=== Task to carry out ===
Extract, from the listing that follows, each line containing the word "supports".

:::::

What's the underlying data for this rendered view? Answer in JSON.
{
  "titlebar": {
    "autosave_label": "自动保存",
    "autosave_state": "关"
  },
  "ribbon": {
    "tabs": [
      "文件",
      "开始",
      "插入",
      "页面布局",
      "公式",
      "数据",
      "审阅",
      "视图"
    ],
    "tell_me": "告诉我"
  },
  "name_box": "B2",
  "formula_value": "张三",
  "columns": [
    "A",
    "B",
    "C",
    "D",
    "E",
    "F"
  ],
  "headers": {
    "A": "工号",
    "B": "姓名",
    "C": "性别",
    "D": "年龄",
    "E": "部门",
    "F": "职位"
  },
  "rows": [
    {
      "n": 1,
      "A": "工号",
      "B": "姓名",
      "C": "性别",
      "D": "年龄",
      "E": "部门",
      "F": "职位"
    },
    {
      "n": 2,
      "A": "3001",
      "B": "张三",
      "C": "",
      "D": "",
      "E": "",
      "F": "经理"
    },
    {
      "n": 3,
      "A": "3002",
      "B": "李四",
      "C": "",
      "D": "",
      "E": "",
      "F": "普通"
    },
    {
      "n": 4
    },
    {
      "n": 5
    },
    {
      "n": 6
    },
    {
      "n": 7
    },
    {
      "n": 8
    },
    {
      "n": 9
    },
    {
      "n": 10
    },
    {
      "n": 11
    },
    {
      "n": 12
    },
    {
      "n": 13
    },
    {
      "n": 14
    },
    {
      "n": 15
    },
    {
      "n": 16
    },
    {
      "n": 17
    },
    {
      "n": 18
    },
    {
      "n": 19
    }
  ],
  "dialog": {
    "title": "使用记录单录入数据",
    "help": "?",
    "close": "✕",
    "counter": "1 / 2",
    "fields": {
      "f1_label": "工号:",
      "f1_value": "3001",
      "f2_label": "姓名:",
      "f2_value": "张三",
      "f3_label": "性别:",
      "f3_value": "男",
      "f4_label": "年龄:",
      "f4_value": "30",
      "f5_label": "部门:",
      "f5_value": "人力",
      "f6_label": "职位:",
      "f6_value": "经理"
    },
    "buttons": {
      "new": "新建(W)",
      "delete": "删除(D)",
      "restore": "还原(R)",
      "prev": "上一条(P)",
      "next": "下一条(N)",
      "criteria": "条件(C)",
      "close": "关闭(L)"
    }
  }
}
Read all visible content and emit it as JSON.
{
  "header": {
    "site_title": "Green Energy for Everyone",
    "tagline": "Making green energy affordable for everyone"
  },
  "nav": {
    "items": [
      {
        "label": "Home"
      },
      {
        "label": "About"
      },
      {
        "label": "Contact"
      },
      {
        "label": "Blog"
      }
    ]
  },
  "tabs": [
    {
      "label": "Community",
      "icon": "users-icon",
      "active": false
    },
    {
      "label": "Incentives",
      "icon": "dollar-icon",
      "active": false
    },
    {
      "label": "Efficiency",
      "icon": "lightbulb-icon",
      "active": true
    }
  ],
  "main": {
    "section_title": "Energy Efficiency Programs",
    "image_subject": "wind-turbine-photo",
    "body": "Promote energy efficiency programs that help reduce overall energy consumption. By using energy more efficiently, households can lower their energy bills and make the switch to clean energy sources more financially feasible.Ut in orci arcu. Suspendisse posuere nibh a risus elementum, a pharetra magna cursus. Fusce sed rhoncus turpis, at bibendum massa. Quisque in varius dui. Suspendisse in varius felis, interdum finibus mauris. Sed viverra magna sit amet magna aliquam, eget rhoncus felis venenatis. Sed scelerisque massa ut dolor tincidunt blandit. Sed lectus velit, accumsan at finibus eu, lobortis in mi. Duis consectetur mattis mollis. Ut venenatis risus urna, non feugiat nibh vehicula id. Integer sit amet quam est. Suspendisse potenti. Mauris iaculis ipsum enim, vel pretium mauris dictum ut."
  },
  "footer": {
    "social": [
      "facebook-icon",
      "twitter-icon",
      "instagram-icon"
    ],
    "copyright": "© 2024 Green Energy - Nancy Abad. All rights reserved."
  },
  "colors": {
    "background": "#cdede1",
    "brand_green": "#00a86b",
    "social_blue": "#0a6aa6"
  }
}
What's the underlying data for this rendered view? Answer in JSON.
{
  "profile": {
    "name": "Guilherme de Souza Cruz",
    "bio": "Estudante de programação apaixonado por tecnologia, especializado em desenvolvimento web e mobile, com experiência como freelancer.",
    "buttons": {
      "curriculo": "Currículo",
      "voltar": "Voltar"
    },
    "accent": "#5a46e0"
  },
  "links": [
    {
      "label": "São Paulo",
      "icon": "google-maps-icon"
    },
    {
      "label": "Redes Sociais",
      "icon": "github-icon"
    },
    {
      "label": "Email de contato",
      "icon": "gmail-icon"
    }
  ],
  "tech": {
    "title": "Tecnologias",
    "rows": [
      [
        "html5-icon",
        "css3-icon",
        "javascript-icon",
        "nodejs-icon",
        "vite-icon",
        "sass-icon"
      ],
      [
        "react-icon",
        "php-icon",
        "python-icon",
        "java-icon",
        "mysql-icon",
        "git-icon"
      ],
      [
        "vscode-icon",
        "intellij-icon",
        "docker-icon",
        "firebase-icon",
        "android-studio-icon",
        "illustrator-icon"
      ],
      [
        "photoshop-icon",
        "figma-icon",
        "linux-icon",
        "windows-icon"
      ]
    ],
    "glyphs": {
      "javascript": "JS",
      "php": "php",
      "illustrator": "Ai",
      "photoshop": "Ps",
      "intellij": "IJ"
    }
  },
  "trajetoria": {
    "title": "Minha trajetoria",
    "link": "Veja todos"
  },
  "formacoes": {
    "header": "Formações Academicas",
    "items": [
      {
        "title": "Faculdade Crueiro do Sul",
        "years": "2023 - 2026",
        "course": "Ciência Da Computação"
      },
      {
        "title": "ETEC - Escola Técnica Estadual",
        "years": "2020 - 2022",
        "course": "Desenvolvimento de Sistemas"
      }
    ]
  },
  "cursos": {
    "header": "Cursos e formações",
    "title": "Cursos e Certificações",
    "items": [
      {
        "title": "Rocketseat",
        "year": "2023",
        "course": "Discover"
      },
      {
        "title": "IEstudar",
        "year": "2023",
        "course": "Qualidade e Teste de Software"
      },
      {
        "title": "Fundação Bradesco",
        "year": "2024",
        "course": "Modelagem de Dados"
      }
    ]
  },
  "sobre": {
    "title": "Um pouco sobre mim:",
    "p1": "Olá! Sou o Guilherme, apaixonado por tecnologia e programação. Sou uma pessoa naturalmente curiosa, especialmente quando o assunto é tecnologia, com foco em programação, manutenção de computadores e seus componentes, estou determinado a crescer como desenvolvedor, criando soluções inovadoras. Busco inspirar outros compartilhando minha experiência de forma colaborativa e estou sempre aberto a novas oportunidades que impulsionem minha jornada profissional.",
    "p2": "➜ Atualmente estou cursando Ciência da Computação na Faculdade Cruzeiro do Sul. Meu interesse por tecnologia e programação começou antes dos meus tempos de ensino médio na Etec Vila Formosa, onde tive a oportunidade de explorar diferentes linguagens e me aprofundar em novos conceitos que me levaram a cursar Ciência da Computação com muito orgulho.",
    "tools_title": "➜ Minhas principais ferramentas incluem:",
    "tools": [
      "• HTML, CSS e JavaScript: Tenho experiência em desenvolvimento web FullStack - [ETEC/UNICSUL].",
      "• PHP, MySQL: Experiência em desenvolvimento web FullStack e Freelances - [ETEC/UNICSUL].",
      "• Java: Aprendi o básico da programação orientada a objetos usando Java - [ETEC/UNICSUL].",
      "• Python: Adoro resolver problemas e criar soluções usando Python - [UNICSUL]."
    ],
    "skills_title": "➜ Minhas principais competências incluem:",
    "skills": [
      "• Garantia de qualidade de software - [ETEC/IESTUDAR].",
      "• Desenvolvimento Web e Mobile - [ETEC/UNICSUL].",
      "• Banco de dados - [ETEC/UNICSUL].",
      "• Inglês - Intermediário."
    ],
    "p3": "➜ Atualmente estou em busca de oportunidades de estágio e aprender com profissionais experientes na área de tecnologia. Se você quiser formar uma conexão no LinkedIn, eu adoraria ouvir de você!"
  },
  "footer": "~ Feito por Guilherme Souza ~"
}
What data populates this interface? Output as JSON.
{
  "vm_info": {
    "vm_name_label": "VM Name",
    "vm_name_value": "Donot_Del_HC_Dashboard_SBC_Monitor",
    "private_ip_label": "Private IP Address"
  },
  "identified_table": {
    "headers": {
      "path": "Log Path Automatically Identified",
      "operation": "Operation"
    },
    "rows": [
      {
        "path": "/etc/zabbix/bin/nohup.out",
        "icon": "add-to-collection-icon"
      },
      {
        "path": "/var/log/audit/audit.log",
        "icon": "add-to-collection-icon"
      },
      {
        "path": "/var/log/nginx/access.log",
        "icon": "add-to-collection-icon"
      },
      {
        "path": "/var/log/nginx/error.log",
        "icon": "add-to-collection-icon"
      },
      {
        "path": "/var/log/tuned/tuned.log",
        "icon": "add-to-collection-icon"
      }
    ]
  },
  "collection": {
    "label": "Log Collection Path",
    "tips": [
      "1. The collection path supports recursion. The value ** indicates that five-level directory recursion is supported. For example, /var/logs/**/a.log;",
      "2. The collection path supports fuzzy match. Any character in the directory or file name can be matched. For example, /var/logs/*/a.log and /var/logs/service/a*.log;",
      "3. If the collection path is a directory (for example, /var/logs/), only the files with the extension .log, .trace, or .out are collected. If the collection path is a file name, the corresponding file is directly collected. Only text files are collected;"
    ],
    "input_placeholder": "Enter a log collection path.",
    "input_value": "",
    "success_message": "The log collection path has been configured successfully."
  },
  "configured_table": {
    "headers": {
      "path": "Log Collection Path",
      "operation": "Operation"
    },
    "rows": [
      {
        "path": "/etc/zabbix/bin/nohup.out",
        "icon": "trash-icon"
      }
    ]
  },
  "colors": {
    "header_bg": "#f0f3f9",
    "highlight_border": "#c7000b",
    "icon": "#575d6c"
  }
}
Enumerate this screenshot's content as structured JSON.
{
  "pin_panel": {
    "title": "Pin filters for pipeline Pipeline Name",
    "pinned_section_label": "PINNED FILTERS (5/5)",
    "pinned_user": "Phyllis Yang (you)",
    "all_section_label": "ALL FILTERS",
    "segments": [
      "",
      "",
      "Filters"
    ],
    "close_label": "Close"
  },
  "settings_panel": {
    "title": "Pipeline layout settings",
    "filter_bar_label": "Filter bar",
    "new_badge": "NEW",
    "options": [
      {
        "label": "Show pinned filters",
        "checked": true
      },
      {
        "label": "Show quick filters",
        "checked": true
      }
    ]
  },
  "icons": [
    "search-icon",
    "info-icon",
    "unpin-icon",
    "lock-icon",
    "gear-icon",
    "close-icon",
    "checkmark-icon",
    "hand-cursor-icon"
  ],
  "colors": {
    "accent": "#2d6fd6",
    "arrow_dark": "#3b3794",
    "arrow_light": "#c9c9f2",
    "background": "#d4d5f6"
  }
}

:::::

=== Completed task ===
      "1. The collection path supports recursion. The value ** indicates that five-level directory recursion is supported. For example, /var/logs/**/a.log;",
      "2. The collection path supports fuzzy match. Any character in the directory or file name can be matched. For example, /var/logs/*/a.log and /var/logs/service/a*.log;",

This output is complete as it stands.